Exercise details: What follows is a listing; give it again exactly, in its entirety.

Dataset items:

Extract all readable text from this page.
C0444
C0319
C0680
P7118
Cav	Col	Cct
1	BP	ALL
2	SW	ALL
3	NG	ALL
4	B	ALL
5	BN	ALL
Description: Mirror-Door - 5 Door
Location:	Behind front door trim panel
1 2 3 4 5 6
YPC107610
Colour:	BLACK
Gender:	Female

Answer in full:
Extract all readable text from this page.
C0444
C0319
C0680
P7118
Cav	Col	Cct
1	BP	ALL
2	SW	ALL
3	NG	ALL
4	B	ALL
5	BN	ALL
Description: Mirror-Door - 5 Door
Location:	Behind front door trim panel
1 2 3 4 5 6
YPC107610
Colour:	BLACK
Gender:	Female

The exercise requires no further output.